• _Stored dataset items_
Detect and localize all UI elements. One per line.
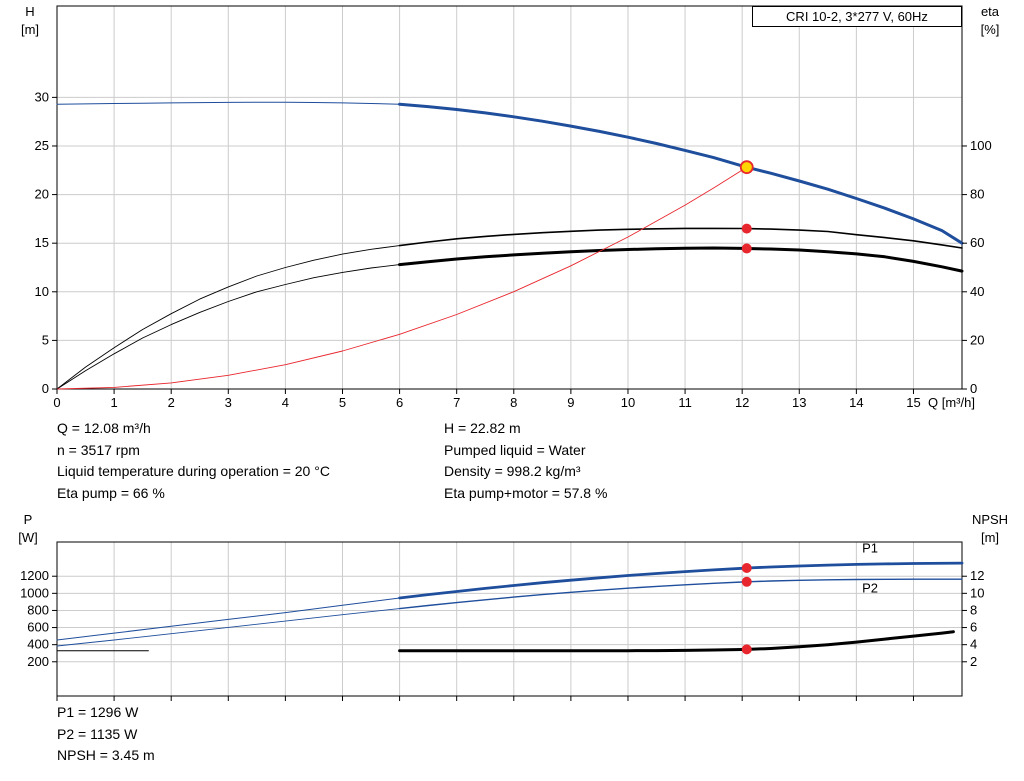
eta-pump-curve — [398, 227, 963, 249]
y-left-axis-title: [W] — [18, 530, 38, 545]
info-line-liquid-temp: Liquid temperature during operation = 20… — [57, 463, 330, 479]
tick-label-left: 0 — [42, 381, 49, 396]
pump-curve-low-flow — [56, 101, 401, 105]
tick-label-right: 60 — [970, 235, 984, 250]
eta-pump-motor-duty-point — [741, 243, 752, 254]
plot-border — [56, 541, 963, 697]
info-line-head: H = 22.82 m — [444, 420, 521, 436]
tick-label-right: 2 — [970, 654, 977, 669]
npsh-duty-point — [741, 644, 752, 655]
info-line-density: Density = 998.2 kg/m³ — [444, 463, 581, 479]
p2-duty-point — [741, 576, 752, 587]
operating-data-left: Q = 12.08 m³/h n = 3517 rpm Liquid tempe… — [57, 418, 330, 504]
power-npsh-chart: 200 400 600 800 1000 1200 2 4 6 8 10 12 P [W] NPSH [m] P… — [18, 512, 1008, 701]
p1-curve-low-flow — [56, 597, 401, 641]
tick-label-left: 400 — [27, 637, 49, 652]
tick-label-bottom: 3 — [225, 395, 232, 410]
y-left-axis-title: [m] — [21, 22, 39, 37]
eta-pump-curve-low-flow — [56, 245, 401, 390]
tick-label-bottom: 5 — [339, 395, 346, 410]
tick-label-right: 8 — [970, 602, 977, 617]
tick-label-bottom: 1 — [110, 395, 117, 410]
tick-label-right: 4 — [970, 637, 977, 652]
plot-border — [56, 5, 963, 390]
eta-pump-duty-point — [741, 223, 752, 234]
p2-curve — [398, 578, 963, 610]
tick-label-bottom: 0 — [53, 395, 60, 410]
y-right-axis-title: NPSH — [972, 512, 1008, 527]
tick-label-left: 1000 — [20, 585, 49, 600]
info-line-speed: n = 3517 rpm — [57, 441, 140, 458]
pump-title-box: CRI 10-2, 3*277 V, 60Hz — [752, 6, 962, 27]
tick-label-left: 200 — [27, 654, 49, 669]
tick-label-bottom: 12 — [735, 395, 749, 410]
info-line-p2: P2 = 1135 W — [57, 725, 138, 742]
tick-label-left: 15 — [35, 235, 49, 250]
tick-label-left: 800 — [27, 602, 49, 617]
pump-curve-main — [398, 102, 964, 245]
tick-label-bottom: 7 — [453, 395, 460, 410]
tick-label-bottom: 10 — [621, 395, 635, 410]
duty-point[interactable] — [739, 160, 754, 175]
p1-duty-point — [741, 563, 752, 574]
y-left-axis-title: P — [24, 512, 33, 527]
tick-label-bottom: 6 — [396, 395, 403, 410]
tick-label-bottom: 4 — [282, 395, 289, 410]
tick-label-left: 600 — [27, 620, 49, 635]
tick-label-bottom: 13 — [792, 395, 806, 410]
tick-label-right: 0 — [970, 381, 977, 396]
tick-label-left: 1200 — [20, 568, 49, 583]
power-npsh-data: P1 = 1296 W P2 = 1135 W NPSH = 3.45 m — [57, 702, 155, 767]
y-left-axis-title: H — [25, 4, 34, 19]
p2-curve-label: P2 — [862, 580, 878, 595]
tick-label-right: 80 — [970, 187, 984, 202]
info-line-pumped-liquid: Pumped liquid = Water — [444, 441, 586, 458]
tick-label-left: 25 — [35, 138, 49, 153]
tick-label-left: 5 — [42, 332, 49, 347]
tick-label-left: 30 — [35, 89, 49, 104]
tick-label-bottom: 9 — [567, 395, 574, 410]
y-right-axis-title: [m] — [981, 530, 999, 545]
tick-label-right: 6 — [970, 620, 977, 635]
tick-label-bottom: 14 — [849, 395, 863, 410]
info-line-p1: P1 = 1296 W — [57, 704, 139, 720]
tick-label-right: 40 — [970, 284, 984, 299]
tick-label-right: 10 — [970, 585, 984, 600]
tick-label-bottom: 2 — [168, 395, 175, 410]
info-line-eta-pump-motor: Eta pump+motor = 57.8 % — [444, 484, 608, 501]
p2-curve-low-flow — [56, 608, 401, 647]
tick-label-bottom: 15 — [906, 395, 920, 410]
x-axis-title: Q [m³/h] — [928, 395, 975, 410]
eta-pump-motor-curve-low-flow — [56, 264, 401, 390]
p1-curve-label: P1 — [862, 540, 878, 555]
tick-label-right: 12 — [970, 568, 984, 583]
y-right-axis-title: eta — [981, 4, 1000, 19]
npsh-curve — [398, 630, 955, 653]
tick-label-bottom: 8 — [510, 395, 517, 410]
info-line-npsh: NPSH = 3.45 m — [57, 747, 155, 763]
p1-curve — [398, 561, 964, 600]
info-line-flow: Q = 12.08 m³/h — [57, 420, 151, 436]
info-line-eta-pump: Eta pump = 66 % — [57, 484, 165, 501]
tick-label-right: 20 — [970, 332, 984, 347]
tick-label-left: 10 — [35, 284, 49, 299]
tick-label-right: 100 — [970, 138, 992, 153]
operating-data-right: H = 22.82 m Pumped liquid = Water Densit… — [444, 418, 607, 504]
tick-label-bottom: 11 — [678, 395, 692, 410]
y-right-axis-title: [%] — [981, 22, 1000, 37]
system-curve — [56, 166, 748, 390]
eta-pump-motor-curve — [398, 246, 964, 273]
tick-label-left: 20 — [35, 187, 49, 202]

• _Task statement_
Update the listing by changing every "plot-border" to "plot-frame" and keeping everything else the same. Leave out the pictures when you write it back.

• _Written response_
Detect and localize all UI elements. One per line.
eta-pump-curve — [398, 227, 963, 249]
y-left-axis-title: [W] — [18, 530, 38, 545]
info-line-liquid-temp: Liquid temperature during operation = 20… — [57, 463, 330, 479]
tick-label-left: 0 — [42, 381, 49, 396]
pump-curve-low-flow — [56, 101, 401, 105]
tick-label-right: 60 — [970, 235, 984, 250]
eta-pump-motor-duty-point — [741, 243, 752, 254]
plot-frame — [56, 541, 963, 697]
info-line-head: H = 22.82 m — [444, 420, 521, 436]
tick-label-right: 2 — [970, 654, 977, 669]
npsh-duty-point — [741, 644, 752, 655]
info-line-density: Density = 998.2 kg/m³ — [444, 463, 581, 479]
p2-duty-point — [741, 576, 752, 587]
operating-data-left: Q = 12.08 m³/h n = 3517 rpm Liquid tempe… — [57, 418, 330, 504]
power-npsh-chart: 200 400 600 800 1000 1200 2 4 6 8 10 12 P [W] NPSH [m] P… — [18, 512, 1008, 701]
p1-curve-low-flow — [56, 597, 401, 641]
tick-label-left: 400 — [27, 637, 49, 652]
tick-label-bottom: 3 — [225, 395, 232, 410]
y-left-axis-title: [m] — [21, 22, 39, 37]
eta-pump-curve-low-flow — [56, 245, 401, 390]
tick-label-bottom: 5 — [339, 395, 346, 410]
tick-label-right: 8 — [970, 602, 977, 617]
tick-label-bottom: 1 — [110, 395, 117, 410]
tick-label-right: 4 — [970, 637, 977, 652]
plot-frame — [56, 5, 963, 390]
eta-pump-duty-point — [741, 223, 752, 234]
p2-curve — [398, 578, 963, 610]
tick-label-bottom: 0 — [53, 395, 60, 410]
y-right-axis-title: NPSH — [972, 512, 1008, 527]
tick-label-left: 1000 — [20, 585, 49, 600]
info-line-speed: n = 3517 rpm — [57, 441, 140, 458]
pump-title-box: CRI 10-2, 3*277 V, 60Hz — [752, 6, 962, 27]
tick-label-left: 200 — [27, 654, 49, 669]
tick-label-bottom: 12 — [735, 395, 749, 410]
info-line-p2: P2 = 1135 W — [57, 725, 138, 742]
tick-label-left: 15 — [35, 235, 49, 250]
tick-label-left: 800 — [27, 602, 49, 617]
pump-curve-main — [398, 102, 964, 245]
tick-label-bottom: 7 — [453, 395, 460, 410]
tick-label-bottom: 10 — [621, 395, 635, 410]
duty-point[interactable] — [739, 160, 754, 175]
p1-duty-point — [741, 563, 752, 574]
y-left-axis-title: P — [24, 512, 33, 527]
tick-label-bottom: 6 — [396, 395, 403, 410]
tick-label-bottom: 4 — [282, 395, 289, 410]
tick-label-left: 600 — [27, 620, 49, 635]
tick-label-bottom: 13 — [792, 395, 806, 410]
tick-label-right: 0 — [970, 381, 977, 396]
tick-label-left: 1200 — [20, 568, 49, 583]
power-npsh-data: P1 = 1296 W P2 = 1135 W NPSH = 3.45 m — [57, 702, 155, 767]
y-left-axis-title: H — [25, 4, 34, 19]
p2-curve-label: P2 — [862, 580, 878, 595]
tick-label-right: 80 — [970, 187, 984, 202]
info-line-pumped-liquid: Pumped liquid = Water — [444, 441, 586, 458]
tick-label-left: 25 — [35, 138, 49, 153]
tick-label-left: 5 — [42, 332, 49, 347]
tick-label-left: 30 — [35, 89, 49, 104]
tick-label-bottom: 9 — [567, 395, 574, 410]
y-right-axis-title: [m] — [981, 530, 999, 545]
tick-label-right: 6 — [970, 620, 977, 635]
tick-label-bottom: 14 — [849, 395, 863, 410]
info-line-p1: P1 = 1296 W — [57, 704, 139, 720]
tick-label-right: 40 — [970, 284, 984, 299]
tick-label-right: 10 — [970, 585, 984, 600]
tick-label-bottom: 2 — [168, 395, 175, 410]
info-line-eta-pump-motor: Eta pump+motor = 57.8 % — [444, 484, 608, 501]
p2-curve-low-flow — [56, 608, 401, 647]
tick-label-bottom: 15 — [906, 395, 920, 410]
x-axis-title: Q [m³/h] — [928, 395, 975, 410]
eta-pump-motor-curve-low-flow — [56, 264, 401, 390]
p1-curve-label: P1 — [862, 540, 878, 555]
tick-label-right: 12 — [970, 568, 984, 583]
y-right-axis-title: eta — [981, 4, 1000, 19]
npsh-curve — [398, 630, 955, 653]
tick-label-bottom: 8 — [510, 395, 517, 410]
info-line-npsh: NPSH = 3.45 m — [57, 747, 155, 763]
p1-curve — [398, 561, 964, 600]
info-line-flow: Q = 12.08 m³/h — [57, 420, 151, 436]
info-line-eta-pump: Eta pump = 66 % — [57, 484, 165, 501]
tick-label-right: 20 — [970, 332, 984, 347]
tick-label-left: 10 — [35, 284, 49, 299]
tick-label-right: 100 — [970, 138, 992, 153]
operating-data-right: H = 22.82 m Pumped liquid = Water Densit… — [444, 418, 607, 504]
tick-label-bottom: 11 — [678, 395, 692, 410]
y-right-axis-title: [%] — [981, 22, 1000, 37]
system-curve — [56, 166, 748, 390]
eta-pump-motor-curve — [398, 246, 964, 273]
tick-label-left: 20 — [35, 187, 49, 202]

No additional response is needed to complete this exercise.